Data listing
.....

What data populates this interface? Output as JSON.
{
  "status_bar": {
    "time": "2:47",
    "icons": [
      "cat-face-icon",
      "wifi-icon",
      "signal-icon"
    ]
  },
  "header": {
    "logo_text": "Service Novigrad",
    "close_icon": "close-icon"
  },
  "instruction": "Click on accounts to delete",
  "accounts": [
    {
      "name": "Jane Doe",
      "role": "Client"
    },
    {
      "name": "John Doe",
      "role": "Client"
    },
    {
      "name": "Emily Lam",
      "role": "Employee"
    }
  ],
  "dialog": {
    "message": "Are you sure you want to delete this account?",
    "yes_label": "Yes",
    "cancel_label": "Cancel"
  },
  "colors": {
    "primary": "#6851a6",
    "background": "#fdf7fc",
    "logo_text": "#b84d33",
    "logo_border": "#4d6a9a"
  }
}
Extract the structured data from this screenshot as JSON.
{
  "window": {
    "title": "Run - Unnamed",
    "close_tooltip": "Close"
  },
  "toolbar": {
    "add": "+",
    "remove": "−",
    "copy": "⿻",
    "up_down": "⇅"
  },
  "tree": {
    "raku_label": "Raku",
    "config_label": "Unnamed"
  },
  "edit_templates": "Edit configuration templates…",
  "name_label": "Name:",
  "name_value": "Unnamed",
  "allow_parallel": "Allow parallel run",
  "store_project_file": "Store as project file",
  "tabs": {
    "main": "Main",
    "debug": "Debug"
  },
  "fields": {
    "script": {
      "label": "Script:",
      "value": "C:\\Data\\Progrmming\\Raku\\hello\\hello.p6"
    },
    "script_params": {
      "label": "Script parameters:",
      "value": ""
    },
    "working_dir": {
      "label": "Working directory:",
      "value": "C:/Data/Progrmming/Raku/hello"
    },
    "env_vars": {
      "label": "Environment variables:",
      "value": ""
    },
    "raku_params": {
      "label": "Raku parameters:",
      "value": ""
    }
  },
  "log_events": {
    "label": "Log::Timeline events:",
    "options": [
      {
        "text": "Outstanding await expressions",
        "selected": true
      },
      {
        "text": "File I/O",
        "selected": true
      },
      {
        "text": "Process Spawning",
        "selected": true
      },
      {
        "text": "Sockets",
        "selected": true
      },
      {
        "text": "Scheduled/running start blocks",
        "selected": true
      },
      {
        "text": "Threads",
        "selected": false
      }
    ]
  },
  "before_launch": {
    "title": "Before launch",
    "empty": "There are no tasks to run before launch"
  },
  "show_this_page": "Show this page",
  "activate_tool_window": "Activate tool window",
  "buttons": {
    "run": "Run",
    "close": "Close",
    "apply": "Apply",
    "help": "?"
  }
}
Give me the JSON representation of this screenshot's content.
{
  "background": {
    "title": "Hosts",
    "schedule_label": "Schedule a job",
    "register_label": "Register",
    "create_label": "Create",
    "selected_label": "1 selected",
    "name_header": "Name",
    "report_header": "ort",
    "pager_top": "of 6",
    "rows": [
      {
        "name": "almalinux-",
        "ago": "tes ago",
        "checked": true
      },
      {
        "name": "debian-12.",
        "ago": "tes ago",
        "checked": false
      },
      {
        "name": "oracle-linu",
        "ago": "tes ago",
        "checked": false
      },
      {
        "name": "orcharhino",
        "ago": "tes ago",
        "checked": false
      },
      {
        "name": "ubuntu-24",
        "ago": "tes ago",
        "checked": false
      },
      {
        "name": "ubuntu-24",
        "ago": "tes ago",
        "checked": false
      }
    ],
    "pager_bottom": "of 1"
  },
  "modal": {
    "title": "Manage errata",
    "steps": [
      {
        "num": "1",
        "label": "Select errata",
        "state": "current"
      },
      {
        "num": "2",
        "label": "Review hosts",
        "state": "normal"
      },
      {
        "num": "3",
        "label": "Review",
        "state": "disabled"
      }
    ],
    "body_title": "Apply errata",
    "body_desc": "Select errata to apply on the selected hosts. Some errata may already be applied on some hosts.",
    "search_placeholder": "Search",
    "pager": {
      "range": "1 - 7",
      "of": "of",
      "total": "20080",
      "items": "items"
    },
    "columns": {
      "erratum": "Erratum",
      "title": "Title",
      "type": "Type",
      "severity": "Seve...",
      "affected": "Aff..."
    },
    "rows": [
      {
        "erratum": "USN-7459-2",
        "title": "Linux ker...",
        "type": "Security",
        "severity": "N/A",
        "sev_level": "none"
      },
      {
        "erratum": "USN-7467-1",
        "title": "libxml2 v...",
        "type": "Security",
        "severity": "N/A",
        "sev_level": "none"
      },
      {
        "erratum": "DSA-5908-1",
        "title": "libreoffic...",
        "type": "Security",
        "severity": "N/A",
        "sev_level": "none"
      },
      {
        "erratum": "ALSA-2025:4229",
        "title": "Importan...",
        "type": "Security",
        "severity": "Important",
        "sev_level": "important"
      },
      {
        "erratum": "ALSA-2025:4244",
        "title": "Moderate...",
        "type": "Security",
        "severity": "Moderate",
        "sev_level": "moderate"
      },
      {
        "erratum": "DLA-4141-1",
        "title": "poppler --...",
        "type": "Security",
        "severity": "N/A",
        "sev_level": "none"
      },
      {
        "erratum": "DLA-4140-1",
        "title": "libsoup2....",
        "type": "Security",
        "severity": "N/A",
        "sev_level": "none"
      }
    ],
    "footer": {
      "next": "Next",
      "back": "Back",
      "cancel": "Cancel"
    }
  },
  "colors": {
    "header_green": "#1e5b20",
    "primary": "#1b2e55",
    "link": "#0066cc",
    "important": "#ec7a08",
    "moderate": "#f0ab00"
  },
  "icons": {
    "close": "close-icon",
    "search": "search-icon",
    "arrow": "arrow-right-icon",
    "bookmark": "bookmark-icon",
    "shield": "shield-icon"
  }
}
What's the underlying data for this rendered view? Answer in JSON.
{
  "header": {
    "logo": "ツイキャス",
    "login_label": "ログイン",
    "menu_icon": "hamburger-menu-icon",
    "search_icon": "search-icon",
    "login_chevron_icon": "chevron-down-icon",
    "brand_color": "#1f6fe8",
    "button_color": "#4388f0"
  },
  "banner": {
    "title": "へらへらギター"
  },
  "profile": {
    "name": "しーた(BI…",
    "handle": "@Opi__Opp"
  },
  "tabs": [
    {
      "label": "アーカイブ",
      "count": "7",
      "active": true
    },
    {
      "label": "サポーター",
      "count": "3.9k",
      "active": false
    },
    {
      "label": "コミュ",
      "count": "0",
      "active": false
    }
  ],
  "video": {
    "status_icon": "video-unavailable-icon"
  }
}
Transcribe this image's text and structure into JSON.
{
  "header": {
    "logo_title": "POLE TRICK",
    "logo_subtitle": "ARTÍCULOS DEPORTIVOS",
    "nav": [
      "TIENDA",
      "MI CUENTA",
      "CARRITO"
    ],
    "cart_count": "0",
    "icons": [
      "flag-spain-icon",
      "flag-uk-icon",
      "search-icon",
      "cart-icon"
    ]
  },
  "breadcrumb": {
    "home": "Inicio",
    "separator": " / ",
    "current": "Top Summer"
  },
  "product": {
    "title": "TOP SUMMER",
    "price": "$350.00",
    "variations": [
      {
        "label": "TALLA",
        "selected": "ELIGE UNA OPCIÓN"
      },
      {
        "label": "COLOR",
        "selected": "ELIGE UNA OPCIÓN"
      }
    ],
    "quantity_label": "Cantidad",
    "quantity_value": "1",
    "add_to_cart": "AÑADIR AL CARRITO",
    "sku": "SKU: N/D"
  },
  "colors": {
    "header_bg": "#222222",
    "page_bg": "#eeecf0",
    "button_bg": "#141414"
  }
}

.....

» JOB
Print the whole listing exactly as it is.

» PROBLEM SOLUTION
What data populates this interface? Output as JSON.
{
  "status_bar": {
    "time": "2:47",
    "icons": [
      "cat-face-icon",
      "wifi-icon",
      "signal-icon"
    ]
  },
  "header": {
    "logo_text": "Service Novigrad",
    "close_icon": "close-icon"
  },
  "instruction": "Click on accounts to delete",
  "accounts": [
    {
      "name": "Jane Doe",
      "role": "Client"
    },
    {
      "name": "John Doe",
      "role": "Client"
    },
    {
      "name": "Emily Lam",
      "role": "Employee"
    }
  ],
  "dialog": {
    "message": "Are you sure you want to delete this account?",
    "yes_label": "Yes",
    "cancel_label": "Cancel"
  },
  "colors": {
    "primary": "#6851a6",
    "background": "#fdf7fc",
    "logo_text": "#b84d33",
    "logo_border": "#4d6a9a"
  }
}
Extract the structured data from this screenshot as JSON.
{
  "window": {
    "title": "Run - Unnamed",
    "close_tooltip": "Close"
  },
  "toolbar": {
    "add": "+",
    "remove": "−",
    "copy": "⿻",
    "up_down": "⇅"
  },
  "tree": {
    "raku_label": "Raku",
    "config_label": "Unnamed"
  },
  "edit_templates": "Edit configuration templates…",
  "name_label": "Name:",
  "name_value": "Unnamed",
  "allow_parallel": "Allow parallel run",
  "store_project_file": "Store as project file",
  "tabs": {
    "main": "Main",
    "debug": "Debug"
  },
  "fields": {
    "script": {
      "label": "Script:",
      "value": "C:\\Data\\Progrmming\\Raku\\hello\\hello.p6"
    },
    "script_params": {
      "label": "Script parameters:",
      "value": ""
    },
    "working_dir": {
      "label": "Working directory:",
      "value": "C:/Data/Progrmming/Raku/hello"
    },
    "env_vars": {
      "label": "Environment variables:",
      "value": ""
    },
    "raku_params": {
      "label": "Raku parameters:",
      "value": ""
    }
  },
  "log_events": {
    "label": "Log::Timeline events:",
    "options": [
      {
        "text": "Outstanding await expressions",
        "selected": true
      },
      {
        "text": "File I/O",
        "selected": true
      },
      {
        "text": "Process Spawning",
        "selected": true
      },
      {
        "text": "Sockets",
        "selected": true
      },
      {
        "text": "Scheduled/running start blocks",
        "selected": true
      },
      {
        "text": "Threads",
        "selected": false
      }
    ]
  },
  "before_launch": {
    "title": "Before launch",
    "empty": "There are no tasks to run before launch"
  },
  "show_this_page": "Show this page",
  "activate_tool_window": "Activate tool window",
  "buttons": {
    "run": "Run",
    "close": "Close",
    "apply": "Apply",
    "help": "?"
  }
}
Give me the JSON representation of this screenshot's content.
{
  "background": {
    "title": "Hosts",
    "schedule_label": "Schedule a job",
    "register_label": "Register",
    "create_label": "Create",
    "selected_label": "1 selected",
    "name_header": "Name",
    "report_header": "ort",
    "pager_top": "of 6",
    "rows": [
      {
        "name": "almalinux-",
        "ago": "tes ago",
        "checked": true
      },
      {
        "name": "debian-12.",
        "ago": "tes ago",
        "checked": false
      },
      {
        "name": "oracle-linu",
        "ago": "tes ago",
        "checked": false
      },
      {
        "name": "orcharhino",
        "ago": "tes ago",
        "checked": false
      },
      {
        "name": "ubuntu-24",
        "ago": "tes ago",
        "checked": false
      },
      {
        "name": "ubuntu-24",
        "ago": "tes ago",
        "checked": false
      }
    ],
    "pager_bottom": "of 1"
  },
  "modal": {
    "title": "Manage errata",
    "steps": [
      {
        "num": "1",
        "label": "Select errata",
        "state": "current"
      },
      {
        "num": "2",
        "label": "Review hosts",
        "state": "normal"
      },
      {
        "num": "3",
        "label": "Review",
        "state": "disabled"
      }
    ],
    "body_title": "Apply errata",
    "body_desc": "Select errata to apply on the selected hosts. Some errata may already be applied on some hosts.",
    "search_placeholder": "Search",
    "pager": {
      "range": "1 - 7",
      "of": "of",
      "total": "20080",
      "items": "items"
    },
    "columns": {
      "erratum": "Erratum",
      "title": "Title",
      "type": "Type",
      "severity": "Seve...",
      "affected": "Aff..."
    },
    "rows": [
      {
        "erratum": "USN-7459-2",
        "title": "Linux ker...",
        "type": "Security",
        "severity": "N/A",
        "sev_level": "none"
      },
      {
        "erratum": "USN-7467-1",
        "title": "libxml2 v...",
        "type": "Security",
        "severity": "N/A",
        "sev_level": "none"
      },
      {
        "erratum": "DSA-5908-1",
        "title": "libreoffic...",
        "type": "Security",
        "severity": "N/A",
        "sev_level": "none"
      },
      {
        "erratum": "ALSA-2025:4229",
        "title": "Importan...",
        "type": "Security",
        "severity": "Important",
        "sev_level": "important"
      },
      {
        "erratum": "ALSA-2025:4244",
        "title": "Moderate...",
        "type": "Security",
        "severity": "Moderate",
        "sev_level": "moderate"
      },
      {
        "erratum": "DLA-4141-1",
        "title": "poppler --...",
        "type": "Security",
        "severity": "N/A",
        "sev_level": "none"
      },
      {
        "erratum": "DLA-4140-1",
        "title": "libsoup2....",
        "type": "Security",
        "severity": "N/A",
        "sev_level": "none"
      }
    ],
    "footer": {
      "next": "Next",
      "back": "Back",
      "cancel": "Cancel"
    }
  },
  "colors": {
    "header_green": "#1e5b20",
    "primary": "#1b2e55",
    "link": "#0066cc",
    "important": "#ec7a08",
    "moderate": "#f0ab00"
  },
  "icons": {
    "close": "close-icon",
    "search": "search-icon",
    "arrow": "arrow-right-icon",
    "bookmark": "bookmark-icon",
    "shield": "shield-icon"
  }
}
What's the underlying data for this rendered view? Answer in JSON.
{
  "header": {
    "logo": "ツイキャス",
    "login_label": "ログイン",
    "menu_icon": "hamburger-menu-icon",
    "search_icon": "search-icon",
    "login_chevron_icon": "chevron-down-icon",
    "brand_color": "#1f6fe8",
    "button_color": "#4388f0"
  },
  "banner": {
    "title": "へらへらギター"
  },
  "profile": {
    "name": "しーた(BI…",
    "handle": "@Opi__Opp"
  },
  "tabs": [
    {
      "label": "アーカイブ",
      "count": "7",
      "active": true
    },
    {
      "label": "サポーター",
      "count": "3.9k",
      "active": false
    },
    {
      "label": "コミュ",
      "count": "0",
      "active": false
    }
  ],
  "video": {
    "status_icon": "video-unavailable-icon"
  }
}
Transcribe this image's text and structure into JSON.
{
  "header": {
    "logo_title": "POLE TRICK",
    "logo_subtitle": "ARTÍCULOS DEPORTIVOS",
    "nav": [
      "TIENDA",
      "MI CUENTA",
      "CARRITO"
    ],
    "cart_count": "0",
    "icons": [
      "flag-spain-icon",
      "flag-uk-icon",
      "search-icon",
      "cart-icon"
    ]
  },
  "breadcrumb": {
    "home": "Inicio",
    "separator": " / ",
    "current": "Top Summer"
  },
  "product": {
    "title": "TOP SUMMER",
    "price": "$350.00",
    "variations": [
      {
        "label": "TALLA",
        "selected": "ELIGE UNA OPCIÓN"
      },
      {
        "label": "COLOR",
        "selected": "ELIGE UNA OPCIÓN"
      }
    ],
    "quantity_label": "Cantidad",
    "quantity_value": "1",
    "add_to_cart": "AÑADIR AL CARRITO",
    "sku": "SKU: N/D"
  },
  "colors": {
    "header_bg": "#222222",
    "page_bg": "#eeecf0",
    "button_bg": "#141414"
  }
}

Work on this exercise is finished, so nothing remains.